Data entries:
• • •
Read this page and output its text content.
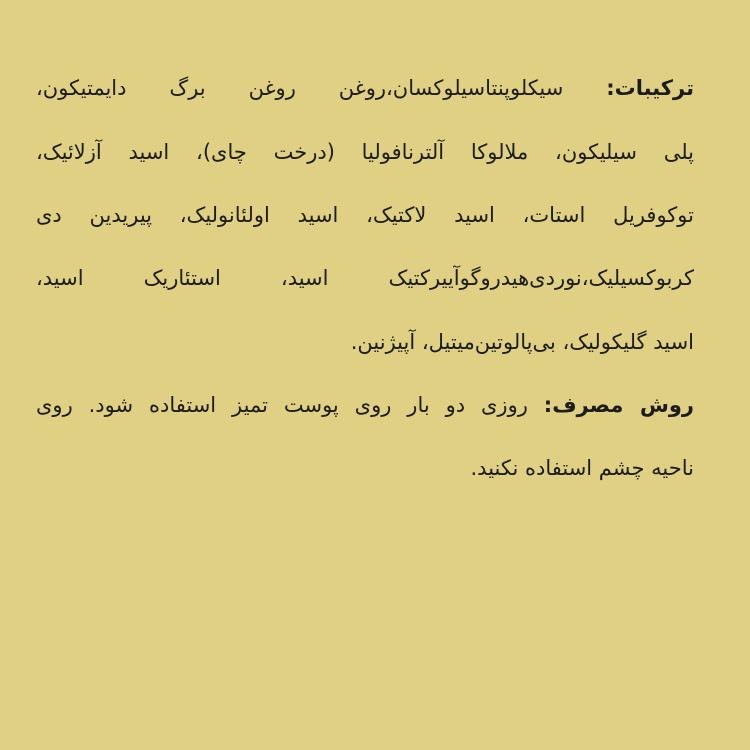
ترکیبات: سیکلوپنتاسیلوکسان،روغن روغن برگ دایمتیکون،
پلی سیلیکون، ملالوکا آلترنافولیا (درخت چای)، اسید آزلائیک،
توکوفریل استات، اسید لاکتیک، اسید اولئانولیک، پیریدین دی
کربوکسیلیک،نوردی‌هیدروگوآییرکتیک اسید، استئاریک اسید،
اسید گلیکولیک، بی‌پالوتین‌میتیل، آپیژنین.
روش مصرف: روزی دو بار روی پوست تمیز استفاده شود. روی
ناحیه چشم استفاده نکنید.
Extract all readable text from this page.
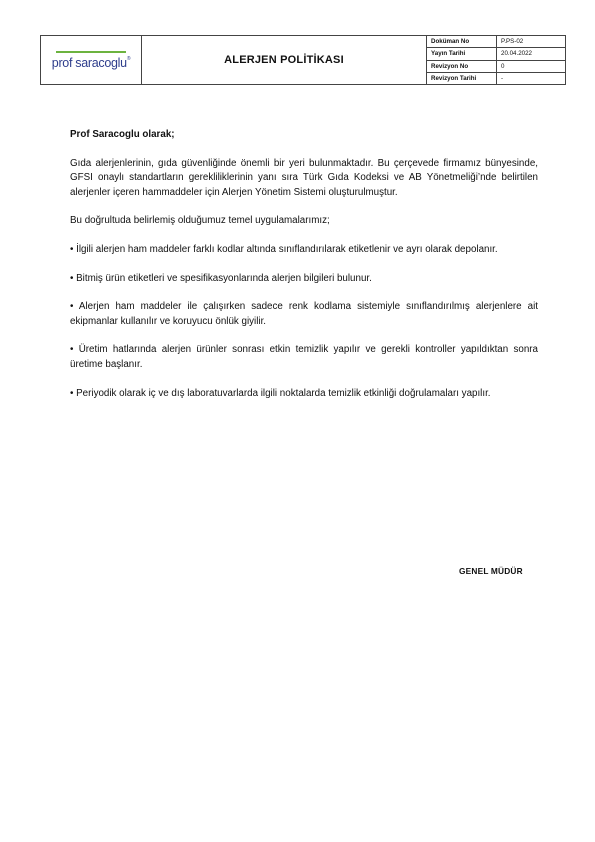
prof saracoglu®	ALERJEN POLİTİKASI
Doküman No	P.PS-02
Yayın Tarihi	20.04.2022
Revizyon No	0
Revizyon Tarihi	-

Prof Saracoglu olarak;

Gıda alerjenlerinin, gıda güvenliğinde önemli bir yeri bulunmaktadır. Bu çerçevede firmamız bünyesinde, GFSI onaylı standartların gerekliliklerinin yanı sıra Türk Gıda Kodeksi ve AB Yönetmeliği’nde belirtilen alerjenler içeren hammaddeler için Alerjen Yönetim Sistemi oluşturulmuştur.

Bu doğrultuda belirlemiş olduğumuz temel uygulamalarımız;

• İlgili alerjen ham maddeler farklı kodlar altında sınıflandırılarak etiketlenir ve ayrı olarak depolanır.

• Bitmiş ürün etiketleri ve spesifikasyonlarında alerjen bilgileri bulunur.

• Alerjen ham maddeler ile çalışırken sadece renk kodlama sistemiyle sınıflandırılmış alerjenlere ait ekipmanlar kullanılır ve koruyucu önlük giyilir.

• Üretim hatlarında alerjen ürünler sonrası etkin temizlik yapılır ve gerekli kontroller yapıldıktan sonra üretime başlanır.

• Periyodik olarak iç ve dış laboratuvarlarda ilgili noktalarda temizlik etkinliği doğrulamaları yapılır.

GENEL MÜDÜR
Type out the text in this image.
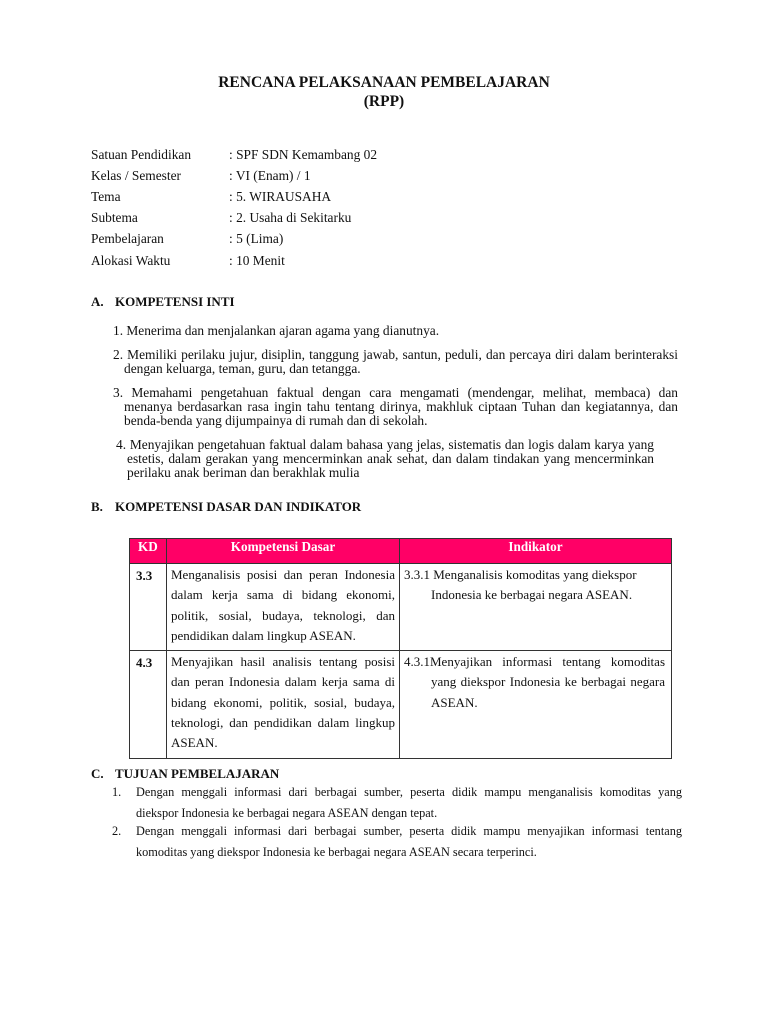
RENCANA PELAKSANAAN PEMBELAJARAN
(RPP)
Satuan Pendidikan	: SPF SDN Kemambang 02
Kelas / Semester	: VI (Enam) / 1
Tema	: 5. WIRAUSAHA
Subtema	: 2. Usaha di Sekitarku
Pembelajaran	: 5 (Lima)
Alokasi Waktu	: 10 Menit
A. KOMPETENSI INTI

1. Menerima dan menjalankan ajaran agama yang dianutnya.

2. Memiliki perilaku jujur, disiplin, tanggung jawab, santun, peduli, dan percaya diri dalam berinteraksi dengan keluarga, teman, guru, dan tetangga.

3. Memahami pengetahuan faktual dengan cara mengamati (mendengar, melihat, membaca) dan menanya berdasarkan rasa ingin tahu tentang dirinya, makhluk ciptaan Tuhan dan kegiatannya, dan benda-benda yang dijumpainya di rumah dan di sekolah.

4. Menyajikan pengetahuan faktual dalam bahasa yang jelas, sistematis dan logis dalam karya yang estetis, dalam gerakan yang mencerminkan anak sehat, dan dalam tindakan yang mencerminkan perilaku anak beriman dan berakhlak mulia

B. KOMPETENSI DASAR DAN INDIKATOR
KD	Kompetensi Dasar	Indikator
3.3	Menganalisis posisi dan peran Indonesia dalam kerja sama di bidang ekonomi, politik, sosial, budaya, teknologi, dan pendidikan dalam lingkup ASEAN.	3.3.1 Menganalisis komoditas yang diekspor Indonesia ke berbagai negara ASEAN.

4.3	Menyajikan hasil analisis tentang posisi dan peran Indonesia dalam kerja sama di bidang ekonomi, politik, sosial, budaya, teknologi, dan pendidikan dalam lingkup ASEAN.	4.3.1Menyajikan informasi tentang komoditas yang diekspor Indonesia ke berbagai negara ASEAN.

C. TUJUAN PEMBELAJARAN
1. Dengan menggali informasi dari berbagai sumber, peserta didik mampu menganalisis komoditas yang diekspor Indonesia ke berbagai negara ASEAN dengan tepat.
2. Dengan menggali informasi dari berbagai sumber, peserta didik mampu menyajikan informasi tentang komoditas yang diekspor Indonesia ke berbagai negara ASEAN secara terperinci.
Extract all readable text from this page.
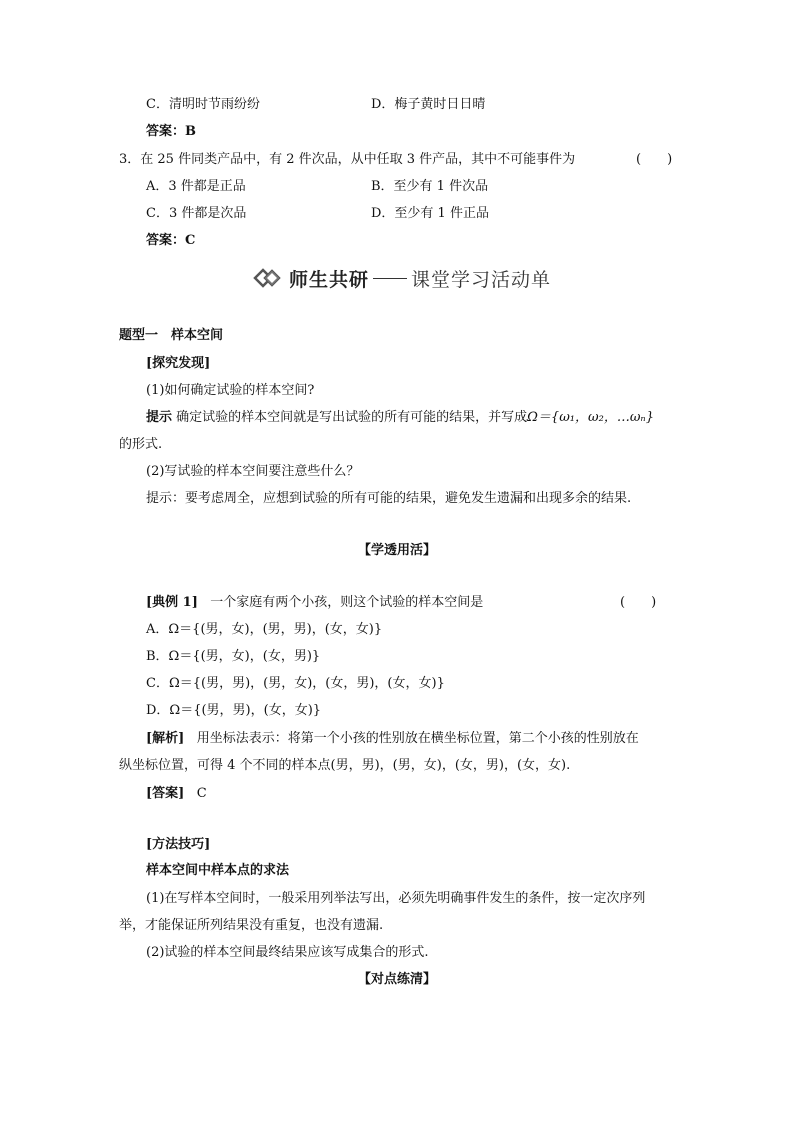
C．清明时节雨纷纷	D．梅子黄时日日晴
答案：B
3．在 25 件同类产品中，有 2 件次品，从中任取 3 件产品，其中不可能事件为	(　　)
A．3 件都是正品	B．至少有 1 件次品
C．3 件都是次品	D．至少有 1 件正品
答案：C
师生共研 课堂学习活动单
题型一　样本空间
[探究发现]
(1)如何确定试验的样本空间?
提示 确定试验的样本空间就是写出试验的所有可能的结果，并写成Ω＝{ω₁，ω₂，…ωₙ}
的形式.
(2)写试验的样本空间要注意些什么？
提示：要考虑周全，应想到试验的所有可能的结果，避免发生遗漏和出现多余的结果.
【学透用活】
[典例 1] 一个家庭有两个小孩，则这个试验的样本空间是	(　　)
A．Ω＝{(男，女)，(男，男)，(女，女)}
B．Ω＝{(男，女)，(女，男)}
C．Ω＝{(男，男)，(男，女)，(女，男)，(女，女)}
D．Ω＝{(男，男)，(女，女)}
[解析] 用坐标法表示：将第一个小孩的性别放在横坐标位置，第二个小孩的性别放在
纵坐标位置，可得 4 个不同的样本点(男，男)，(男，女)，(女，男)，(女，女).
[答案] C
[方法技巧]
样本空间中样本点的求法
(1)在写样本空间时，一般采用列举法写出，必须先明确事件发生的条件，按一定次序列
举，才能保证所列结果没有重复，也没有遗漏.
(2)试验的样本空间最终结果应该写成集合的形式.
【对点练清】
• • •
Written instruction -
Transcribe the material exactly, and leave out whatever pictures it holds.

Solution for this task -
Read this page and output its text content.
ترکیبات: سیکلوپنتاسیلوکسان،روغن روغن برگ دایمتیکون،
پلی سیلیکون، ملالوکا آلترنافولیا (درخت چای)، اسید آزلائیک،
توکوفریل استات، اسید لاکتیک، اسید اولئانولیک، پیریدین دی
کربوکسیلیک،نوردی‌هیدروگوآییرکتیک اسید، استئاریک اسید،
اسید گلیکولیک، بی‌پالوتین‌میتیل، آپیژنین.
روش مصرف: روزی دو بار روی پوست تمیز استفاده شود. روی
ناحیه چشم استفاده نکنید.
Extract all readable text from this page.
prof saracoglu®	ALERJEN POLİTİKASI
Doküman No	P.PS-02
Yayın Tarihi	20.04.2022
Revizyon No	0
Revizyon Tarihi	-

Prof Saracoglu olarak;

Gıda alerjenlerinin, gıda güvenliğinde önemli bir yeri bulunmaktadır. Bu çerçevede firmamız bünyesinde, GFSI onaylı standartların gerekliliklerinin yanı sıra Türk Gıda Kodeksi ve AB Yönetmeliği’nde belirtilen alerjenler içeren hammaddeler için Alerjen Yönetim Sistemi oluşturulmuştur.

Bu doğrultuda belirlemiş olduğumuz temel uygulamalarımız;

• İlgili alerjen ham maddeler farklı kodlar altında sınıflandırılarak etiketlenir ve ayrı olarak depolanır.

• Bitmiş ürün etiketleri ve spesifikasyonlarında alerjen bilgileri bulunur.

• Alerjen ham maddeler ile çalışırken sadece renk kodlama sistemiyle sınıflandırılmış alerjenlere ait ekipmanlar kullanılır ve koruyucu önlük giyilir.

• Üretim hatlarında alerjen ürünler sonrası etkin temizlik yapılır ve gerekli kontroller yapıldıktan sonra üretime başlanır.

• Periyodik olarak iç ve dış laboratuvarlarda ilgili noktalarda temizlik etkinliği doğrulamaları yapılır.

GENEL MÜDÜR
Type out the text in this image.
RENCANA PELAKSANAAN PEMBELAJARAN
(RPP)
Satuan Pendidikan	: SPF SDN Kemambang 02
Kelas / Semester	: VI (Enam) / 1
Tema	: 5. WIRAUSAHA
Subtema	: 2. Usaha di Sekitarku
Pembelajaran	: 5 (Lima)
Alokasi Waktu	: 10 Menit
A. KOMPETENSI INTI

1. Menerima dan menjalankan ajaran agama yang dianutnya.

2. Memiliki perilaku jujur, disiplin, tanggung jawab, santun, peduli, dan percaya diri dalam berinteraksi dengan keluarga, teman, guru, dan tetangga.

3. Memahami pengetahuan faktual dengan cara mengamati (mendengar, melihat, membaca) dan menanya berdasarkan rasa ingin tahu tentang dirinya, makhluk ciptaan Tuhan dan kegiatannya, dan benda-benda yang dijumpainya di rumah dan di sekolah.

4. Menyajikan pengetahuan faktual dalam bahasa yang jelas, sistematis dan logis dalam karya yang estetis, dalam gerakan yang mencerminkan anak sehat, dan dalam tindakan yang mencerminkan perilaku anak beriman dan berakhlak mulia

B. KOMPETENSI DASAR DAN INDIKATOR
KD	Kompetensi Dasar	Indikator
3.3	Menganalisis posisi dan peran Indonesia dalam kerja sama di bidang ekonomi, politik, sosial, budaya, teknologi, dan pendidikan dalam lingkup ASEAN.	3.3.1 Menganalisis komoditas yang diekspor Indonesia ke berbagai negara ASEAN.

4.3	Menyajikan hasil analisis tentang posisi dan peran Indonesia dalam kerja sama di bidang ekonomi, politik, sosial, budaya, teknologi, dan pendidikan dalam lingkup ASEAN.	4.3.1Menyajikan informasi tentang komoditas yang diekspor Indonesia ke berbagai negara ASEAN.

C. TUJUAN PEMBELAJARAN
1. Dengan menggali informasi dari berbagai sumber, peserta didik mampu menganalisis komoditas yang diekspor Indonesia ke berbagai negara ASEAN dengan tepat.
2. Dengan menggali informasi dari berbagai sumber, peserta didik mampu menyajikan informasi tentang komoditas yang diekspor Indonesia ke berbagai negara ASEAN secara terperinci.
Extract all readable text from this page.
C．清明时节雨纷纷	D．梅子黄时日日晴
答案：B
3．在 25 件同类产品中，有 2 件次品，从中任取 3 件产品，其中不可能事件为	(　　)
A．3 件都是正品	B．至少有 1 件次品
C．3 件都是次品	D．至少有 1 件正品
答案：C
师生共研 课堂学习活动单
题型一　样本空间
[探究发现]
(1)如何确定试验的样本空间?
提示 确定试验的样本空间就是写出试验的所有可能的结果，并写成Ω＝{ω₁，ω₂，…ωₙ}
的形式.
(2)写试验的样本空间要注意些什么？
提示：要考虑周全，应想到试验的所有可能的结果，避免发生遗漏和出现多余的结果.
【学透用活】
[典例 1] 一个家庭有两个小孩，则这个试验的样本空间是	(　　)
A．Ω＝{(男，女)，(男，男)，(女，女)}
B．Ω＝{(男，女)，(女，男)}
C．Ω＝{(男，男)，(男，女)，(女，男)，(女，女)}
D．Ω＝{(男，男)，(女，女)}
[解析] 用坐标法表示：将第一个小孩的性别放在横坐标位置，第二个小孩的性别放在
纵坐标位置，可得 4 个不同的样本点(男，男)，(男，女)，(女，男)，(女，女).
[答案] C
[方法技巧]
样本空间中样本点的求法
(1)在写样本空间时，一般采用列举法写出，必须先明确事件发生的条件，按一定次序列
举，才能保证所列结果没有重复，也没有遗漏.
(2)试验的样本空间最终结果应该写成集合的形式.
【对点练清】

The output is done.